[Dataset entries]
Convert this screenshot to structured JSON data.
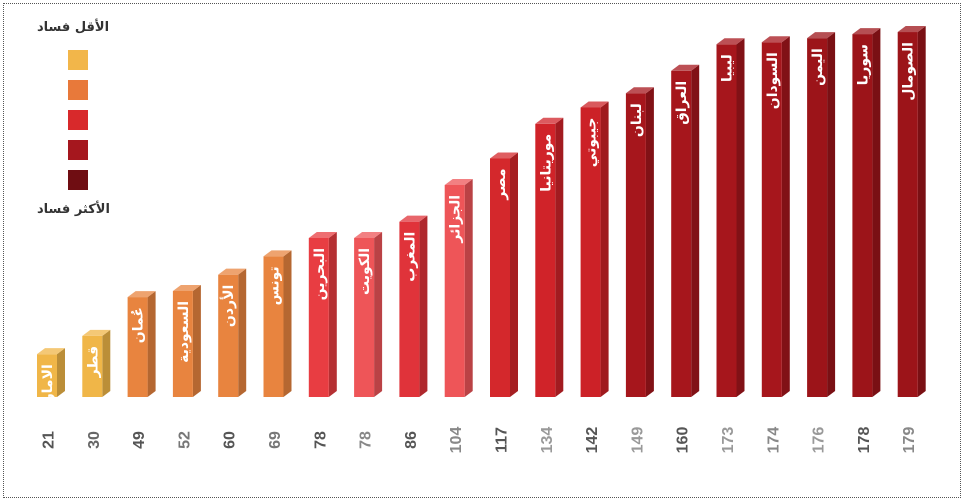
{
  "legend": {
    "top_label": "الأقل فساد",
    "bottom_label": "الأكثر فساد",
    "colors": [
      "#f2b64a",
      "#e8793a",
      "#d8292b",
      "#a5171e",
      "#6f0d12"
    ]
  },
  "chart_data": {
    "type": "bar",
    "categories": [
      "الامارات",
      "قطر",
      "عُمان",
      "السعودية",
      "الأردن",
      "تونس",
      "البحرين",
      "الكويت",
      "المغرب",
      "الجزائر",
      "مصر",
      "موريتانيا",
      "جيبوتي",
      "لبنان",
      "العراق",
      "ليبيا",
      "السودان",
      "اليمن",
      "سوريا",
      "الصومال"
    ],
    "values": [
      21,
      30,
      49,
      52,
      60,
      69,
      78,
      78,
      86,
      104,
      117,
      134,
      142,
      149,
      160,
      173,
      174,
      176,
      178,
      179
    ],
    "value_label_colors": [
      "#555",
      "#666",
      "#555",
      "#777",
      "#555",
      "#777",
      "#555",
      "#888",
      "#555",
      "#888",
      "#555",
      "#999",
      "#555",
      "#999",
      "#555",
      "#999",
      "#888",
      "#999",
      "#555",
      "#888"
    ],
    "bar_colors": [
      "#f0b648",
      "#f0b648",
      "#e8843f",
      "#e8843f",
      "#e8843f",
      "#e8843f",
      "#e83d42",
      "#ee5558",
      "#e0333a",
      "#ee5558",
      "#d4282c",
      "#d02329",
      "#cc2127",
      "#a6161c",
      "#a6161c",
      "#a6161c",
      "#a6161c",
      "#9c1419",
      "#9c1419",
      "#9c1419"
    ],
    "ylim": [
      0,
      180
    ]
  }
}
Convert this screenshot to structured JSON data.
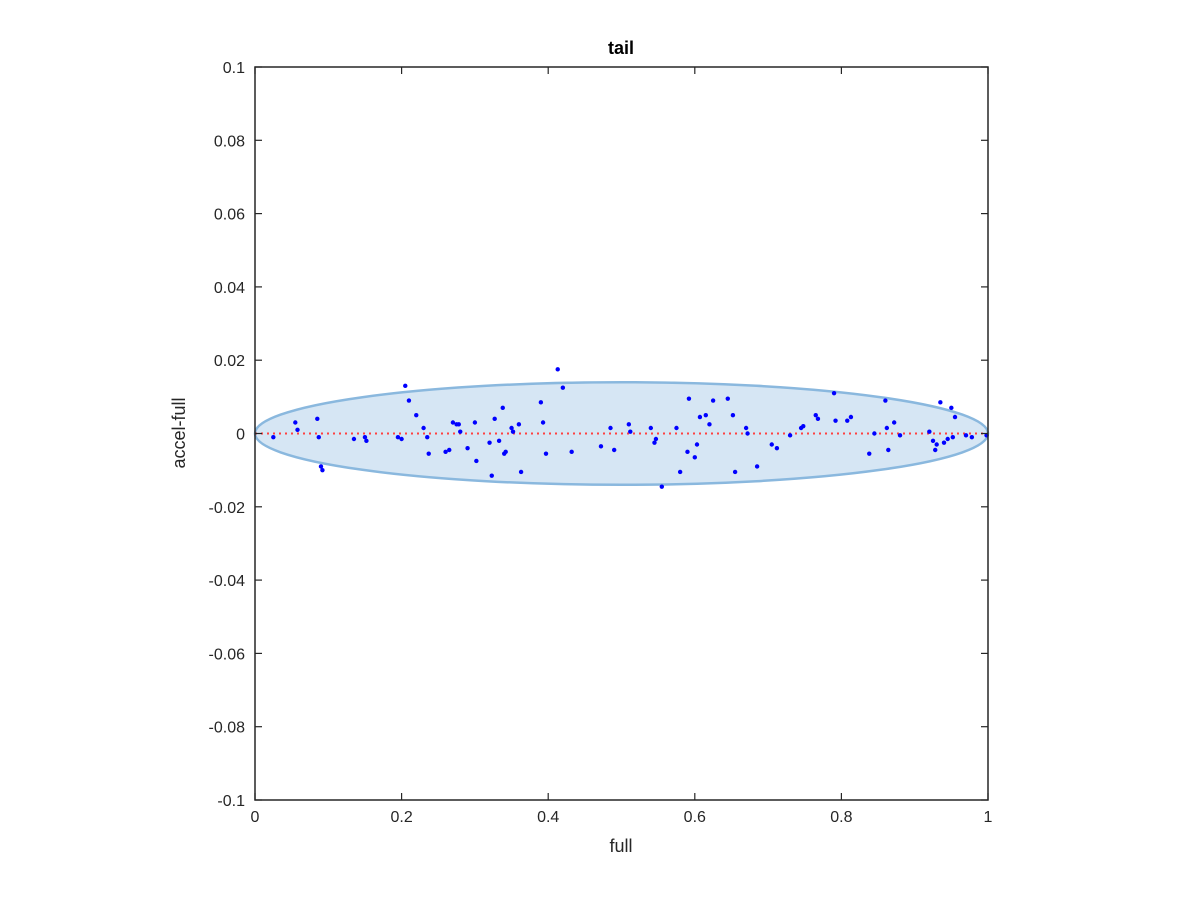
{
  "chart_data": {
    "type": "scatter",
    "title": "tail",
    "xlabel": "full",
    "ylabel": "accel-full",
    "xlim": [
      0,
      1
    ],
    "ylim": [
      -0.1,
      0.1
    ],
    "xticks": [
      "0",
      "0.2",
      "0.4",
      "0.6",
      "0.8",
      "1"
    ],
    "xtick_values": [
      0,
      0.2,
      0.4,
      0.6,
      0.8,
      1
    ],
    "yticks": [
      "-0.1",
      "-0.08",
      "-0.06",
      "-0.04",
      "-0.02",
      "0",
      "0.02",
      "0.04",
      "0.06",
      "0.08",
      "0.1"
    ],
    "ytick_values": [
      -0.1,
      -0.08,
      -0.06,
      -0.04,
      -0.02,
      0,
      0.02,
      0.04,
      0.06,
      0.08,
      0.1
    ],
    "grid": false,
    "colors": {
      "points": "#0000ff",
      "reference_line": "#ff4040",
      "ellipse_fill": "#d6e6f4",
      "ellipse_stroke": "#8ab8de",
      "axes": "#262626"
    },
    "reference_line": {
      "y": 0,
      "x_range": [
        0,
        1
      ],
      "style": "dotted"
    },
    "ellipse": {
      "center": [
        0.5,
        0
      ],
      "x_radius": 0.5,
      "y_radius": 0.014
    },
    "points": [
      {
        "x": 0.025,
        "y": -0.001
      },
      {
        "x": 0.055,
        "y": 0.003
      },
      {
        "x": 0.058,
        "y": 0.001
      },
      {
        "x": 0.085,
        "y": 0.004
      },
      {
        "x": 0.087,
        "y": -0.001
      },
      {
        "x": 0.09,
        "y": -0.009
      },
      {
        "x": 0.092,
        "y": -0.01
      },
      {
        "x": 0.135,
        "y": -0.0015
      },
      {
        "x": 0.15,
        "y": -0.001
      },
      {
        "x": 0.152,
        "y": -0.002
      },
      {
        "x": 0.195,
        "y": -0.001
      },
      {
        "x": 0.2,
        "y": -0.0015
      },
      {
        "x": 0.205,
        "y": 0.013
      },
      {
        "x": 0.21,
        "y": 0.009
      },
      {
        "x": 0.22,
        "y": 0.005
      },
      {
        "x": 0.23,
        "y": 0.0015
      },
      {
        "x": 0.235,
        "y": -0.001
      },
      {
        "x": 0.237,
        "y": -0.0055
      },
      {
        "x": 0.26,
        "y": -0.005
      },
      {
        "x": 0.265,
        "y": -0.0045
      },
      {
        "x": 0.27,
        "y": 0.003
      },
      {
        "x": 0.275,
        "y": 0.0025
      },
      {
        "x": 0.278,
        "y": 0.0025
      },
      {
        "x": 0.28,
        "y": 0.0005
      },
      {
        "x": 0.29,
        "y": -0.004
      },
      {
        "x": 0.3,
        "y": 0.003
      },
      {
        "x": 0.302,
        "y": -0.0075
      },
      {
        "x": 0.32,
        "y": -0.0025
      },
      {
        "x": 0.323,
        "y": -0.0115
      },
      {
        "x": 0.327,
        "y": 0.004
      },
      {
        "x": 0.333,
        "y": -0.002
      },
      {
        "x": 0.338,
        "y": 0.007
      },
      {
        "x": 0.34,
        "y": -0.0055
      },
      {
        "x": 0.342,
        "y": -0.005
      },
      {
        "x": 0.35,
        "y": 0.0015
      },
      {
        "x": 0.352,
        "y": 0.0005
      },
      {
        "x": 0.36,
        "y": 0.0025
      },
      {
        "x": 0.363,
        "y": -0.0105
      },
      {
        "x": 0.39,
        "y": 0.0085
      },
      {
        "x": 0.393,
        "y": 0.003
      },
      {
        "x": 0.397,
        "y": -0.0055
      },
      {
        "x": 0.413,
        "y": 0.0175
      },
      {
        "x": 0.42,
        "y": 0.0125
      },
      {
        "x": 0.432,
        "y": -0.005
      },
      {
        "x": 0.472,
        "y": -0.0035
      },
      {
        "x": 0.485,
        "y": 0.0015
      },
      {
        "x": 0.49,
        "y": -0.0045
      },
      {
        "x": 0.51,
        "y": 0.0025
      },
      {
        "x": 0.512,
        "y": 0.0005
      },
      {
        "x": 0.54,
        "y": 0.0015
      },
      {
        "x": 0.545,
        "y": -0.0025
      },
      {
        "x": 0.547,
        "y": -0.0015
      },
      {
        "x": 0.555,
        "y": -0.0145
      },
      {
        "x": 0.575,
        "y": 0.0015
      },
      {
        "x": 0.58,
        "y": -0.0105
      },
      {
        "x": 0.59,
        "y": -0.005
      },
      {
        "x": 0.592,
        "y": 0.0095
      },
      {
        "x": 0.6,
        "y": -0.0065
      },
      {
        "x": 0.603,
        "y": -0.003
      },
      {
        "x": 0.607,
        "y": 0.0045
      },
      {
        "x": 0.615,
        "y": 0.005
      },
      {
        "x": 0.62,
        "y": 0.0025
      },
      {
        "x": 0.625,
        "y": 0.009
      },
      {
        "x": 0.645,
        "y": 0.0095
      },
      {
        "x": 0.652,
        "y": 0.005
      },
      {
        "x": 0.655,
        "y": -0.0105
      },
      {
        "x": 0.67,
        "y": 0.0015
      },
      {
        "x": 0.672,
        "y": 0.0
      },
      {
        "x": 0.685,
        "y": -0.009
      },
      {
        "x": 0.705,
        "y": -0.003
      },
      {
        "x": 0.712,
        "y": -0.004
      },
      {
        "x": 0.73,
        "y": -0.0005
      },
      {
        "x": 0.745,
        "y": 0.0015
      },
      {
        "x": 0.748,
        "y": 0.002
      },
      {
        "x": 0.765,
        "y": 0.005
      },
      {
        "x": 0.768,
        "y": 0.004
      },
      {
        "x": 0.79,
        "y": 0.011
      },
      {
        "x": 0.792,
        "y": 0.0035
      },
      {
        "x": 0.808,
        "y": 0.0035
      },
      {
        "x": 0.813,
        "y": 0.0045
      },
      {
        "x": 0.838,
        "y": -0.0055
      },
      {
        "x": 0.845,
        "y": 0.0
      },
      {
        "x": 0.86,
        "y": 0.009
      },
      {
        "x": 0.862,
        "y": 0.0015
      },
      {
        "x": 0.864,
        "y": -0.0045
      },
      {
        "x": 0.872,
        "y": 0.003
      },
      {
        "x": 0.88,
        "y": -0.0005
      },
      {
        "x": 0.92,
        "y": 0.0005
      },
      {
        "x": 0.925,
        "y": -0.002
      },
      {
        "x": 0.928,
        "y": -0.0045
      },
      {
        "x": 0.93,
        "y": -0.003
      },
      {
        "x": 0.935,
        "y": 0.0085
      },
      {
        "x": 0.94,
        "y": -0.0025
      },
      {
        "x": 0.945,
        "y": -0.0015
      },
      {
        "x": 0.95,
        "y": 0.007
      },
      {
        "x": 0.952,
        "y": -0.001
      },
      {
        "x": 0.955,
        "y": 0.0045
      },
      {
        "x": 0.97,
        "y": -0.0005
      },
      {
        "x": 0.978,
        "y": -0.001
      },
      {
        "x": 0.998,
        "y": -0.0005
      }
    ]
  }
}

● **Direction**
From the data above, gather every line that includes the word "فساد".

● **Correct answer**
    "top_label": "الأقل فساد",
    "bottom_label": "الأكثر فساد",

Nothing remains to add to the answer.